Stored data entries
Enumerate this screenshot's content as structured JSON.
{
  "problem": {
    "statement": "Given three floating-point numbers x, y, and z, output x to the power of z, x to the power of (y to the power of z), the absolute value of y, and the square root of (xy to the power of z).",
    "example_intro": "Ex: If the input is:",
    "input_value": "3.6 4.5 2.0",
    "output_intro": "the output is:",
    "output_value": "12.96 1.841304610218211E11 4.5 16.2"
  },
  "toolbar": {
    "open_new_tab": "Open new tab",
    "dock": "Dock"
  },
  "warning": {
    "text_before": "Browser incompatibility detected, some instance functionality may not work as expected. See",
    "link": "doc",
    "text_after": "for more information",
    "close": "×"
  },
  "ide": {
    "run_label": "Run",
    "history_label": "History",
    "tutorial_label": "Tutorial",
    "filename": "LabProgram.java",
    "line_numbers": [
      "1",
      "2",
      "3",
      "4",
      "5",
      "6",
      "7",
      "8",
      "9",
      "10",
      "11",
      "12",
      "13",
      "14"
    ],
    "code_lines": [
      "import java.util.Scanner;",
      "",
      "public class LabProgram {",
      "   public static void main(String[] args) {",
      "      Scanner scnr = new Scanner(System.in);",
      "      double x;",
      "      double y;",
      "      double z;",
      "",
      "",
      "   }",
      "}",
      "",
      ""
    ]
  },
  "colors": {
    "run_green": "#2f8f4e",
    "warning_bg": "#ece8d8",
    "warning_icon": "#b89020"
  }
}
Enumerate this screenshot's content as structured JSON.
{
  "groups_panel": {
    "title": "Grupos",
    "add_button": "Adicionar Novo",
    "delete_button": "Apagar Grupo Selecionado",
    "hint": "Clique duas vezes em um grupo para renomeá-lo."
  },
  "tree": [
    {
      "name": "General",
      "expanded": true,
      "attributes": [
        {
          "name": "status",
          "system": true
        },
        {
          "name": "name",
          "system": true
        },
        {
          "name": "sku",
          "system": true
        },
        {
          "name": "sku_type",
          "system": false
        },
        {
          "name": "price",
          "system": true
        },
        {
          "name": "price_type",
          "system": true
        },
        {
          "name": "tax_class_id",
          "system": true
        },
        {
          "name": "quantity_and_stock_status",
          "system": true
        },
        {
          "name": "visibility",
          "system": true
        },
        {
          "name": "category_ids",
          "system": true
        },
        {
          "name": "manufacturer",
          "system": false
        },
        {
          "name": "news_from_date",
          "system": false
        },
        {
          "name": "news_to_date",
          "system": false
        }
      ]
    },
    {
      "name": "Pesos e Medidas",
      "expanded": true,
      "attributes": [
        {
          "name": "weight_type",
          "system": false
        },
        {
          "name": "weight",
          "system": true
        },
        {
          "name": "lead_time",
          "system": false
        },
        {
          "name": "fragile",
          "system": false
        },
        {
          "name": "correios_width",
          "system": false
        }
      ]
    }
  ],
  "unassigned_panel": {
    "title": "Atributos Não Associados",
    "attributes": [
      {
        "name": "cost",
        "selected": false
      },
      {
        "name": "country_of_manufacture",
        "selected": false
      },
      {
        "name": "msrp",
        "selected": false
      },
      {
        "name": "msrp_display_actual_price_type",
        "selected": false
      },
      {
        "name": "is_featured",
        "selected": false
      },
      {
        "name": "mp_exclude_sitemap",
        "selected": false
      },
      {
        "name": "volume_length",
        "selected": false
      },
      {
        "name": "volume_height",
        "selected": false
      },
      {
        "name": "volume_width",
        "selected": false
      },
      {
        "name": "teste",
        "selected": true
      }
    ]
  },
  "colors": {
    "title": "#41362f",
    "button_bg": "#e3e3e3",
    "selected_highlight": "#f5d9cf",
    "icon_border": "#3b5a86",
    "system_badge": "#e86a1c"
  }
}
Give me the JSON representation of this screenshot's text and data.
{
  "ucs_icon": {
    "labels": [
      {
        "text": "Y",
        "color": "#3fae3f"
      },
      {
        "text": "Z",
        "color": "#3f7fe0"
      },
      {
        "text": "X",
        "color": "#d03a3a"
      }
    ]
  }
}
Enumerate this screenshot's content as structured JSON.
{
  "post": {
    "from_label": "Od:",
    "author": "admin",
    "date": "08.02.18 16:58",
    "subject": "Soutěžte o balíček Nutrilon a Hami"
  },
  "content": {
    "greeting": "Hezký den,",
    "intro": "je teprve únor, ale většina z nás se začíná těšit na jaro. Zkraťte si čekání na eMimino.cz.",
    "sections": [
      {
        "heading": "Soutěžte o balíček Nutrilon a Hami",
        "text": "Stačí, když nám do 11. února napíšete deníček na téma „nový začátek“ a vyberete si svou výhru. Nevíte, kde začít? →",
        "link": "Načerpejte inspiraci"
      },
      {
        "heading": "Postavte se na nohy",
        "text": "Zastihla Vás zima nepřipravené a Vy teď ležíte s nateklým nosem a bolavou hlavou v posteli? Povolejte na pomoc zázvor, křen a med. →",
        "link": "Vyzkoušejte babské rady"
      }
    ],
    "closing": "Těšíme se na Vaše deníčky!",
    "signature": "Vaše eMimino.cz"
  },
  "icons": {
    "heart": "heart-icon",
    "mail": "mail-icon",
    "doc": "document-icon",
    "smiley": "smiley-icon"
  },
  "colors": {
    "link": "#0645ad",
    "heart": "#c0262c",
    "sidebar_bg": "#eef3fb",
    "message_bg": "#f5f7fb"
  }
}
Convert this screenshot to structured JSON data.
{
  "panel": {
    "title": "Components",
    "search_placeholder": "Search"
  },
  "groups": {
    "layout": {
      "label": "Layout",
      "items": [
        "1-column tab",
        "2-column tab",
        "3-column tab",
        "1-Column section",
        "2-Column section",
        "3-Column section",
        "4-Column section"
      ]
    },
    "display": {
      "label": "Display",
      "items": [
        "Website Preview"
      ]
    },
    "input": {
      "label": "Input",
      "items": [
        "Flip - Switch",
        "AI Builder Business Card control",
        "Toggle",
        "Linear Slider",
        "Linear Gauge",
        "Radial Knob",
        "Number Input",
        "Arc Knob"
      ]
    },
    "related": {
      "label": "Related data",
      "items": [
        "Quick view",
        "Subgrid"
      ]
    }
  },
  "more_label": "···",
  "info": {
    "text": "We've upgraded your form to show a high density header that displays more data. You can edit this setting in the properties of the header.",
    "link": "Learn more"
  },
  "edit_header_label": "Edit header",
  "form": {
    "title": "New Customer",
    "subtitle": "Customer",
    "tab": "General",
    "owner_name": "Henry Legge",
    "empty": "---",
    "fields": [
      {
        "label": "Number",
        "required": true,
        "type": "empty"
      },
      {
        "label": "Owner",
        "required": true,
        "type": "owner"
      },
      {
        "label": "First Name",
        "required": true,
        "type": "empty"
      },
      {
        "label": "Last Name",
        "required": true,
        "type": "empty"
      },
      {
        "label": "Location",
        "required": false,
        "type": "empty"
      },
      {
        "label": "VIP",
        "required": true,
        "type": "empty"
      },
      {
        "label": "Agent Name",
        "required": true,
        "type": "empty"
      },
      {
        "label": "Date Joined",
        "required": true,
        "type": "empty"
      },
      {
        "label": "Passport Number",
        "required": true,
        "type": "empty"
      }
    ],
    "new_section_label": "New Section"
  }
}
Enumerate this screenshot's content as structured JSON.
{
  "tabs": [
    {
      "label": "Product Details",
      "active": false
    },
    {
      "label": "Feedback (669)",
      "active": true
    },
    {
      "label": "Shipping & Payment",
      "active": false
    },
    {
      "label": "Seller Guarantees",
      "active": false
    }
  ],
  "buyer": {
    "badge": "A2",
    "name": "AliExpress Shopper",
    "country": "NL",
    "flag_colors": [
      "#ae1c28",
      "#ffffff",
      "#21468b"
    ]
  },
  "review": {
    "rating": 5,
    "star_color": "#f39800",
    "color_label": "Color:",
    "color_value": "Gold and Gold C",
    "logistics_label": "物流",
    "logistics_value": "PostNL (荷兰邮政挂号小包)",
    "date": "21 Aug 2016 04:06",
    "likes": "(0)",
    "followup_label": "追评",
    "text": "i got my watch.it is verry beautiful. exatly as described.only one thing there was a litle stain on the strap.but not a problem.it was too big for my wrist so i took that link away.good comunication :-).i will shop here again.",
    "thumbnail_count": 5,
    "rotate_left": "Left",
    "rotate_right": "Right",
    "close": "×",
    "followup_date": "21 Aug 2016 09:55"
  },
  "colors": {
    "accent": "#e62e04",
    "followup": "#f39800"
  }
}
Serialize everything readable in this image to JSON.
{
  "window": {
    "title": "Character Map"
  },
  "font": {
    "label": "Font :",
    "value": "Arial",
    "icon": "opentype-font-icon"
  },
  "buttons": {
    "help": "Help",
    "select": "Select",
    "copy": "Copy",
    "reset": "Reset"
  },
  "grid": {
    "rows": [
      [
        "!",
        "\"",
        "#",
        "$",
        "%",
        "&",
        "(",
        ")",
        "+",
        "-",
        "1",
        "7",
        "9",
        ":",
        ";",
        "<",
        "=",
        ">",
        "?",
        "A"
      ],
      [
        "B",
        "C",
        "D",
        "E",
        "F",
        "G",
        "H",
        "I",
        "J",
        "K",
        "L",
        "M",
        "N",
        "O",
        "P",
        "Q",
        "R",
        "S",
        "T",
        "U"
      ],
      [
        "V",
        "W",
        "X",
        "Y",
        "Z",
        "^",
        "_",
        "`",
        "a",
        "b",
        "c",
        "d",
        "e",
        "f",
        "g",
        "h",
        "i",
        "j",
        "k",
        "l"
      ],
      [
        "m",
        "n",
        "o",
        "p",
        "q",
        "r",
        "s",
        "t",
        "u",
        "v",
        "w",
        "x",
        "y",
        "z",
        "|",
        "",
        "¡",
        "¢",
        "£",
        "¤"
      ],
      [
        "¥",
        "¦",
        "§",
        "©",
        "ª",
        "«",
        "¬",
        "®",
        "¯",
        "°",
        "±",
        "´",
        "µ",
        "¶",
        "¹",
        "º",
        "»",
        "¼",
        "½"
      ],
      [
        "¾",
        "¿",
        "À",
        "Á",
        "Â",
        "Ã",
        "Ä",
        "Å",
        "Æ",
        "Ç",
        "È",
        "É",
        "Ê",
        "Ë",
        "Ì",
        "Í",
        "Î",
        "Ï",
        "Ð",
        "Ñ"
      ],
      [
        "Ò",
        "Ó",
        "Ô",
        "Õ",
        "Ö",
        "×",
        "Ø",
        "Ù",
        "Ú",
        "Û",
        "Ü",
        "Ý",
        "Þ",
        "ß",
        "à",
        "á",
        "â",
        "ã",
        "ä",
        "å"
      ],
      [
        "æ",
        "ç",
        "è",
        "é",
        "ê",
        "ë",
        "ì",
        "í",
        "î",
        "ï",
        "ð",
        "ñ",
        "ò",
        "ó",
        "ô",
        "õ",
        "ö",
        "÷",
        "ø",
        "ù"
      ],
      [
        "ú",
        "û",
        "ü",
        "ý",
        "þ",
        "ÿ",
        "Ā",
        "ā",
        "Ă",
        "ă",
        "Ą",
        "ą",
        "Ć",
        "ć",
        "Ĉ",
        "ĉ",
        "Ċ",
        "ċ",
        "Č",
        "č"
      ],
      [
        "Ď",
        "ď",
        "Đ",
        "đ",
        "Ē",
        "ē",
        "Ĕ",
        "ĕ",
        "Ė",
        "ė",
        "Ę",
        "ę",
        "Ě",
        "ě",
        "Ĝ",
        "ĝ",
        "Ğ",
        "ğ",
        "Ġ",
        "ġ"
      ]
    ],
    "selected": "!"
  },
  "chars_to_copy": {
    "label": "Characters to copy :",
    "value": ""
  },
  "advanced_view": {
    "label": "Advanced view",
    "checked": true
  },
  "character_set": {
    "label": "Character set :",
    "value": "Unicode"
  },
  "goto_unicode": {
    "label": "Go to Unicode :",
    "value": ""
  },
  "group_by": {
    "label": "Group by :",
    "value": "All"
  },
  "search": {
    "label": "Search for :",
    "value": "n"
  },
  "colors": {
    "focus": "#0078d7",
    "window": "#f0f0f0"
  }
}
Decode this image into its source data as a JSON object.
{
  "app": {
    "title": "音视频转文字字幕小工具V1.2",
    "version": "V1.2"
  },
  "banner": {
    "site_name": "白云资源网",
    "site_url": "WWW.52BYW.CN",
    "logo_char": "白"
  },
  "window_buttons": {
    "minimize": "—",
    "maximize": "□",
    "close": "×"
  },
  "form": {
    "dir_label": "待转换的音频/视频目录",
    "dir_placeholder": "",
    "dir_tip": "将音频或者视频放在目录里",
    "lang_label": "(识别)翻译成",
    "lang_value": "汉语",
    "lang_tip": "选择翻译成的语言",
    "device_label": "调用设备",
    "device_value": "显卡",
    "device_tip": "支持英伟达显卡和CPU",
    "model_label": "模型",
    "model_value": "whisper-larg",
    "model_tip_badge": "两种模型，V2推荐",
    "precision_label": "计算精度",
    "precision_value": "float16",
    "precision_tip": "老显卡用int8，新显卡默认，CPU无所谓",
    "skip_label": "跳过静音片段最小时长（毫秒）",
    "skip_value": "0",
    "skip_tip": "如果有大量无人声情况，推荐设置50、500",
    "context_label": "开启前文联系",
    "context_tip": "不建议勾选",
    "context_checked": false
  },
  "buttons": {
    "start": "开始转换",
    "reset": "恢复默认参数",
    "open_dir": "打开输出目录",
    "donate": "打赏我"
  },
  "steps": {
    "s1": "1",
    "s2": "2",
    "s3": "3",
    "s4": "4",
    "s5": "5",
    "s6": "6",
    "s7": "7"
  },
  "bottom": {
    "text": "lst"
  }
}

- **Problem**:
Using the listing above, show every line that includes the string "public".

- **Answer for this exercise**:
      "public class LabProgram {",
      "   public static void main(String[] args) {",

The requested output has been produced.